INPUT DATA:
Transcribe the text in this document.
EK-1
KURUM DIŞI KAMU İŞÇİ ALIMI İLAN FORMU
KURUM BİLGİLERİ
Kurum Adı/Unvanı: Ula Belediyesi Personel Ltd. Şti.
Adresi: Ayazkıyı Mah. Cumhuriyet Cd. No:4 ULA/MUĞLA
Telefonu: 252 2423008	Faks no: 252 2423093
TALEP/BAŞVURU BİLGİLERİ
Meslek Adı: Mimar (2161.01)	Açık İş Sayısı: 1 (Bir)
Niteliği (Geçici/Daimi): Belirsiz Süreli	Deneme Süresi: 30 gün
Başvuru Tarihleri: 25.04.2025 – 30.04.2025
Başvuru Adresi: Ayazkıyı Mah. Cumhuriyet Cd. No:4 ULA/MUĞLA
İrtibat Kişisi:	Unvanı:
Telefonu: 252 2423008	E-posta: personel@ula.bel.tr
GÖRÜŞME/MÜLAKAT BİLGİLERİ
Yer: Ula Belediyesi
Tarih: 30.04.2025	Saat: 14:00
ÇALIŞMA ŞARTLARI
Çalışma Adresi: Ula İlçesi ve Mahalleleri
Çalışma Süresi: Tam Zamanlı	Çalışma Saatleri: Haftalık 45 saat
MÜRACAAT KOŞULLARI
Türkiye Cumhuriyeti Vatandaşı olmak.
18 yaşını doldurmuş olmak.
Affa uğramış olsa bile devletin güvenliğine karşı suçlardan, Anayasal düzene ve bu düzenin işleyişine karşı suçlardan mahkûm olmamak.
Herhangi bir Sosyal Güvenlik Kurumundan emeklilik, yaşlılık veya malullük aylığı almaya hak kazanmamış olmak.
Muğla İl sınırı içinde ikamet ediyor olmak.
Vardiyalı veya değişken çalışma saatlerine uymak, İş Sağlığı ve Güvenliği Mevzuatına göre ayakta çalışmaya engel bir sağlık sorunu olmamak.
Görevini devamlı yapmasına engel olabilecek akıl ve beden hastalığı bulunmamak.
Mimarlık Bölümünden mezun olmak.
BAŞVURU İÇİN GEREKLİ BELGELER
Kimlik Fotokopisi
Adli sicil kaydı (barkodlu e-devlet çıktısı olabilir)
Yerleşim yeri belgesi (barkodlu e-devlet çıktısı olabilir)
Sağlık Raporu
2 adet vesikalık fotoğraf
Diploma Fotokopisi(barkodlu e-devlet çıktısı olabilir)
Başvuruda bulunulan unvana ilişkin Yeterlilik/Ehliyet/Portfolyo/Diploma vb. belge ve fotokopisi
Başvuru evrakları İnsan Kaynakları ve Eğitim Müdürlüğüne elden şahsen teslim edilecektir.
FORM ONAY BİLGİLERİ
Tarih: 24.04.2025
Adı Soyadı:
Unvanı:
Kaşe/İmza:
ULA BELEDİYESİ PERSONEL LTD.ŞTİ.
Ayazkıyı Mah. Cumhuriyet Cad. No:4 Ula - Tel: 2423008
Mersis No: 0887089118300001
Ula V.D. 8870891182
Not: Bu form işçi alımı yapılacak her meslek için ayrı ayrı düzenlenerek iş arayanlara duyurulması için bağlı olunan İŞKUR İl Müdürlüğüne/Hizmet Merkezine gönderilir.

GIVEN TASK: Each record above should be restated word for word.

COMPLETE ANSWER:
Transcribe the text in this document.
EK-1
KURUM DIŞI KAMU İŞÇİ ALIMI İLAN FORMU
KURUM BİLGİLERİ
Kurum Adı/Unvanı: Ula Belediyesi Personel Ltd. Şti.
Adresi: Ayazkıyı Mah. Cumhuriyet Cd. No:4 ULA/MUĞLA
Telefonu: 252 2423008	Faks no: 252 2423093
TALEP/BAŞVURU BİLGİLERİ
Meslek Adı: Mimar (2161.01)	Açık İş Sayısı: 1 (Bir)
Niteliği (Geçici/Daimi): Belirsiz Süreli	Deneme Süresi: 30 gün
Başvuru Tarihleri: 25.04.2025 – 30.04.2025
Başvuru Adresi: Ayazkıyı Mah. Cumhuriyet Cd. No:4 ULA/MUĞLA
İrtibat Kişisi:	Unvanı:
Telefonu: 252 2423008	E-posta: personel@ula.bel.tr
GÖRÜŞME/MÜLAKAT BİLGİLERİ
Yer: Ula Belediyesi
Tarih: 30.04.2025	Saat: 14:00
ÇALIŞMA ŞARTLARI
Çalışma Adresi: Ula İlçesi ve Mahalleleri
Çalışma Süresi: Tam Zamanlı	Çalışma Saatleri: Haftalık 45 saat
MÜRACAAT KOŞULLARI
Türkiye Cumhuriyeti Vatandaşı olmak.
18 yaşını doldurmuş olmak.
Affa uğramış olsa bile devletin güvenliğine karşı suçlardan, Anayasal düzene ve bu düzenin işleyişine karşı suçlardan mahkûm olmamak.
Herhangi bir Sosyal Güvenlik Kurumundan emeklilik, yaşlılık veya malullük aylığı almaya hak kazanmamış olmak.
Muğla İl sınırı içinde ikamet ediyor olmak.
Vardiyalı veya değişken çalışma saatlerine uymak, İş Sağlığı ve Güvenliği Mevzuatına göre ayakta çalışmaya engel bir sağlık sorunu olmamak.
Görevini devamlı yapmasına engel olabilecek akıl ve beden hastalığı bulunmamak.
Mimarlık Bölümünden mezun olmak.
BAŞVURU İÇİN GEREKLİ BELGELER
Kimlik Fotokopisi
Adli sicil kaydı (barkodlu e-devlet çıktısı olabilir)
Yerleşim yeri belgesi (barkodlu e-devlet çıktısı olabilir)
Sağlık Raporu
2 adet vesikalık fotoğraf
Diploma Fotokopisi(barkodlu e-devlet çıktısı olabilir)
Başvuruda bulunulan unvana ilişkin Yeterlilik/Ehliyet/Portfolyo/Diploma vb. belge ve fotokopisi
Başvuru evrakları İnsan Kaynakları ve Eğitim Müdürlüğüne elden şahsen teslim edilecektir.
FORM ONAY BİLGİLERİ
Tarih: 24.04.2025
Adı Soyadı:
Unvanı:
Kaşe/İmza:
ULA BELEDİYESİ PERSONEL LTD.ŞTİ.
Ayazkıyı Mah. Cumhuriyet Cad. No:4 Ula - Tel: 2423008
Mersis No: 0887089118300001
Ula V.D. 8870891182
Not: Bu form işçi alımı yapılacak her meslek için ayrı ayrı düzenlenerek iş arayanlara duyurulması için bağlı olunan İŞKUR İl Müdürlüğüne/Hizmet Merkezine gönderilir.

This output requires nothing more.